■ What you should do
Restate the data word for word and leave the images out.

************

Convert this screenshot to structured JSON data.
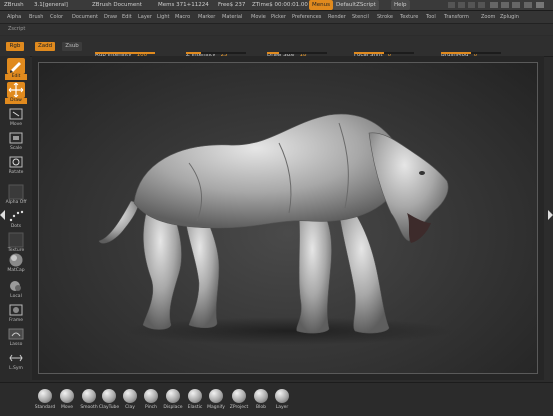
{
  "titlebar": {
    "app": "ZBrush",
    "version": "3.1[general]",
    "document": "ZBrush Document",
    "mem": "Mems 371+11224",
    "free": "Free$ 237",
    "ztime": "ZTime$ 00:00:01.00",
    "menus_btn": "Menus",
    "script_btn": "DefaultZScript",
    "help_btn": "Help",
    "accent": "#e08a1e"
  },
  "menubar": {
    "items": [
      "Alpha",
      "Brush",
      "Color",
      "Document",
      "Draw",
      "Edit",
      "Layer",
      "Light",
      "Macro",
      "Marker",
      "Material",
      "Movie",
      "Picker",
      "Preferences",
      "Render",
      "Stencil",
      "Stroke",
      "Texture",
      "Tool",
      "Transform",
      "Zoom",
      "Zplugin"
    ],
    "extra": "Zscript"
  },
  "shelf": {
    "rgb": "Rgb",
    "zadd": "Zadd",
    "zsub": "Zsub",
    "rgb_intensity": {
      "label": "Rgb Intensity",
      "value": "100",
      "level": 1.0
    },
    "z_intensity": {
      "label": "Z Intensity",
      "value": "25",
      "level": 0.25
    },
    "draw_size": {
      "label": "Draw Size",
      "value": "18",
      "level": 0.2
    },
    "focal_shift": {
      "label": "Focal Shift",
      "value": "0",
      "level": 0.5
    },
    "brush_mod": {
      "label": "BrushMod",
      "value": "0",
      "level": 0.5
    }
  },
  "lefttools": [
    {
      "name": "tool-edit",
      "label": "Edit",
      "icon": "edit-icon",
      "active": true
    },
    {
      "name": "tool-draw",
      "label": "Draw",
      "icon": "draw-icon",
      "active": true
    },
    {
      "name": "tool-move",
      "label": "Move",
      "icon": "move-icon",
      "active": false
    },
    {
      "name": "tool-scale",
      "label": "Scale",
      "icon": "scale-icon",
      "active": false
    },
    {
      "name": "tool-rotate",
      "label": "Rotate",
      "icon": "rotate-icon",
      "active": false
    },
    {
      "name": "tool-alpha",
      "label": "Alpha Off",
      "icon": "alpha-icon",
      "active": false
    },
    {
      "name": "tool-dots",
      "label": "Dots",
      "icon": "dots-icon",
      "active": false
    },
    {
      "name": "tool-texture",
      "label": "Texture",
      "icon": "texture-icon",
      "active": false
    },
    {
      "name": "tool-matcap",
      "label": "MatCap",
      "icon": "matcap-icon",
      "active": false
    },
    {
      "name": "tool-local",
      "label": "Local",
      "icon": "local-icon",
      "active": false
    },
    {
      "name": "tool-frame",
      "label": "Frame",
      "icon": "frame-icon",
      "active": false
    },
    {
      "name": "tool-lasso",
      "label": "Lasso",
      "icon": "lasso-icon",
      "active": false
    },
    {
      "name": "tool-lsym",
      "label": "L.Sym",
      "icon": "lsym-icon",
      "active": false
    }
  ],
  "brushes": [
    "Standard",
    "Move",
    "Smooth",
    "ClayTube",
    "Clay",
    "Pinch",
    "Displace",
    "Elastic",
    "Magnify",
    "ZProject",
    "Blob",
    "Layer"
  ],
  "canvas": {
    "subject": "sculpted-creature-model"
  }
}
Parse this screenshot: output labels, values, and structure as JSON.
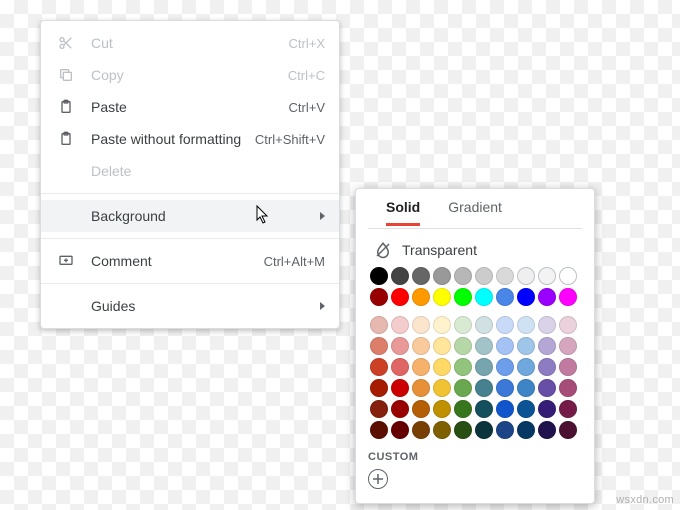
{
  "context_menu": {
    "cut": {
      "label": "Cut",
      "shortcut": "Ctrl+X"
    },
    "copy": {
      "label": "Copy",
      "shortcut": "Ctrl+C"
    },
    "paste": {
      "label": "Paste",
      "shortcut": "Ctrl+V"
    },
    "paste_wf": {
      "label": "Paste without formatting",
      "shortcut": "Ctrl+Shift+V"
    },
    "delete": {
      "label": "Delete"
    },
    "background": {
      "label": "Background"
    },
    "comment": {
      "label": "Comment",
      "shortcut": "Ctrl+Alt+M"
    },
    "guides": {
      "label": "Guides"
    }
  },
  "color_panel": {
    "tabs": {
      "solid": "Solid",
      "gradient": "Gradient"
    },
    "transparent_label": "Transparent",
    "custom_label": "CUSTOM",
    "row_top": [
      "#000000",
      "#434343",
      "#666666",
      "#999999",
      "#b7b7b7",
      "#cccccc",
      "#d9d9d9",
      "#efefef",
      "#f3f3f3",
      "#ffffff"
    ],
    "row_accent": [
      "#980000",
      "#ff0000",
      "#ff9900",
      "#ffff00",
      "#00ff00",
      "#00ffff",
      "#4a86e8",
      "#0000ff",
      "#9900ff",
      "#ff00ff"
    ],
    "grid": [
      [
        "#e6b8af",
        "#f4cccc",
        "#fce5cd",
        "#fff2cc",
        "#d9ead3",
        "#d0e0e3",
        "#c9daf8",
        "#cfe2f3",
        "#d9d2e9",
        "#ead1dc"
      ],
      [
        "#dd7e6b",
        "#ea9999",
        "#f9cb9c",
        "#ffe599",
        "#b6d7a8",
        "#a2c4c9",
        "#a4c2f4",
        "#9fc5e8",
        "#b4a7d6",
        "#d5a6bd"
      ],
      [
        "#cc4125",
        "#e06666",
        "#f6b26b",
        "#ffd966",
        "#93c47d",
        "#76a5af",
        "#6d9eeb",
        "#6fa8dc",
        "#8e7cc3",
        "#c27ba0"
      ],
      [
        "#a61c00",
        "#cc0000",
        "#e69138",
        "#f1c232",
        "#6aa84f",
        "#45818e",
        "#3c78d8",
        "#3d85c6",
        "#674ea7",
        "#a64d79"
      ],
      [
        "#85200c",
        "#990000",
        "#b45f06",
        "#bf9000",
        "#38761d",
        "#134f5c",
        "#1155cc",
        "#0b5394",
        "#351c75",
        "#741b47"
      ],
      [
        "#5b0f00",
        "#660000",
        "#783f04",
        "#7f6000",
        "#274e13",
        "#0c343d",
        "#1c4587",
        "#073763",
        "#20124d",
        "#4c1130"
      ]
    ]
  },
  "watermark": "wsxdn.com"
}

************

■ Result below
Convert this screenshot to structured JSON data.
{
  "titlebar": {
    "app": "ZBrush",
    "version": "3.1[general]",
    "document": "ZBrush Document",
    "mem": "Mems 371+11224",
    "free": "Free$ 237",
    "ztime": "ZTime$ 00:00:01.00",
    "menus_btn": "Menus",
    "script_btn": "DefaultZScript",
    "help_btn": "Help",
    "accent": "#e08a1e"
  },
  "menubar": {
    "items": [
      "Alpha",
      "Brush",
      "Color",
      "Document",
      "Draw",
      "Edit",
      "Layer",
      "Light",
      "Macro",
      "Marker",
      "Material",
      "Movie",
      "Picker",
      "Preferences",
      "Render",
      "Stencil",
      "Stroke",
      "Texture",
      "Tool",
      "Transform",
      "Zoom",
      "Zplugin"
    ],
    "extra": "Zscript"
  },
  "shelf": {
    "rgb": "Rgb",
    "zadd": "Zadd",
    "zsub": "Zsub",
    "rgb_intensity": {
      "label": "Rgb Intensity",
      "value": "100",
      "level": 1.0
    },
    "z_intensity": {
      "label": "Z Intensity",
      "value": "25",
      "level": 0.25
    },
    "draw_size": {
      "label": "Draw Size",
      "value": "18",
      "level": 0.2
    },
    "focal_shift": {
      "label": "Focal Shift",
      "value": "0",
      "level": 0.5
    },
    "brush_mod": {
      "label": "BrushMod",
      "value": "0",
      "level": 0.5
    }
  },
  "lefttools": [
    {
      "name": "tool-edit",
      "label": "Edit",
      "icon": "edit-icon",
      "active": true
    },
    {
      "name": "tool-draw",
      "label": "Draw",
      "icon": "draw-icon",
      "active": true
    },
    {
      "name": "tool-move",
      "label": "Move",
      "icon": "move-icon",
      "active": false
    },
    {
      "name": "tool-scale",
      "label": "Scale",
      "icon": "scale-icon",
      "active": false
    },
    {
      "name": "tool-rotate",
      "label": "Rotate",
      "icon": "rotate-icon",
      "active": false
    },
    {
      "name": "tool-alpha",
      "label": "Alpha Off",
      "icon": "alpha-icon",
      "active": false
    },
    {
      "name": "tool-dots",
      "label": "Dots",
      "icon": "dots-icon",
      "active": false
    },
    {
      "name": "tool-texture",
      "label": "Texture",
      "icon": "texture-icon",
      "active": false
    },
    {
      "name": "tool-matcap",
      "label": "MatCap",
      "icon": "matcap-icon",
      "active": false
    },
    {
      "name": "tool-local",
      "label": "Local",
      "icon": "local-icon",
      "active": false
    },
    {
      "name": "tool-frame",
      "label": "Frame",
      "icon": "frame-icon",
      "active": false
    },
    {
      "name": "tool-lasso",
      "label": "Lasso",
      "icon": "lasso-icon",
      "active": false
    },
    {
      "name": "tool-lsym",
      "label": "L.Sym",
      "icon": "lsym-icon",
      "active": false
    }
  ],
  "brushes": [
    "Standard",
    "Move",
    "Smooth",
    "ClayTube",
    "Clay",
    "Pinch",
    "Displace",
    "Elastic",
    "Magnify",
    "ZProject",
    "Blob",
    "Layer"
  ],
  "canvas": {
    "subject": "sculpted-creature-model"
  }
}
Parse this screenshot: output labels, values, and structure as JSON.
{
  "context_menu": {
    "cut": {
      "label": "Cut",
      "shortcut": "Ctrl+X"
    },
    "copy": {
      "label": "Copy",
      "shortcut": "Ctrl+C"
    },
    "paste": {
      "label": "Paste",
      "shortcut": "Ctrl+V"
    },
    "paste_wf": {
      "label": "Paste without formatting",
      "shortcut": "Ctrl+Shift+V"
    },
    "delete": {
      "label": "Delete"
    },
    "background": {
      "label": "Background"
    },
    "comment": {
      "label": "Comment",
      "shortcut": "Ctrl+Alt+M"
    },
    "guides": {
      "label": "Guides"
    }
  },
  "color_panel": {
    "tabs": {
      "solid": "Solid",
      "gradient": "Gradient"
    },
    "transparent_label": "Transparent",
    "custom_label": "CUSTOM",
    "row_top": [
      "#000000",
      "#434343",
      "#666666",
      "#999999",
      "#b7b7b7",
      "#cccccc",
      "#d9d9d9",
      "#efefef",
      "#f3f3f3",
      "#ffffff"
    ],
    "row_accent": [
      "#980000",
      "#ff0000",
      "#ff9900",
      "#ffff00",
      "#00ff00",
      "#00ffff",
      "#4a86e8",
      "#0000ff",
      "#9900ff",
      "#ff00ff"
    ],
    "grid": [
      [
        "#e6b8af",
        "#f4cccc",
        "#fce5cd",
        "#fff2cc",
        "#d9ead3",
        "#d0e0e3",
        "#c9daf8",
        "#cfe2f3",
        "#d9d2e9",
        "#ead1dc"
      ],
      [
        "#dd7e6b",
        "#ea9999",
        "#f9cb9c",
        "#ffe599",
        "#b6d7a8",
        "#a2c4c9",
        "#a4c2f4",
        "#9fc5e8",
        "#b4a7d6",
        "#d5a6bd"
      ],
      [
        "#cc4125",
        "#e06666",
        "#f6b26b",
        "#ffd966",
        "#93c47d",
        "#76a5af",
        "#6d9eeb",
        "#6fa8dc",
        "#8e7cc3",
        "#c27ba0"
      ],
      [
        "#a61c00",
        "#cc0000",
        "#e69138",
        "#f1c232",
        "#6aa84f",
        "#45818e",
        "#3c78d8",
        "#3d85c6",
        "#674ea7",
        "#a64d79"
      ],
      [
        "#85200c",
        "#990000",
        "#b45f06",
        "#bf9000",
        "#38761d",
        "#134f5c",
        "#1155cc",
        "#0b5394",
        "#351c75",
        "#741b47"
      ],
      [
        "#5b0f00",
        "#660000",
        "#783f04",
        "#7f6000",
        "#274e13",
        "#0c343d",
        "#1c4587",
        "#073763",
        "#20124d",
        "#4c1130"
      ]
    ]
  },
  "watermark": "wsxdn.com"
}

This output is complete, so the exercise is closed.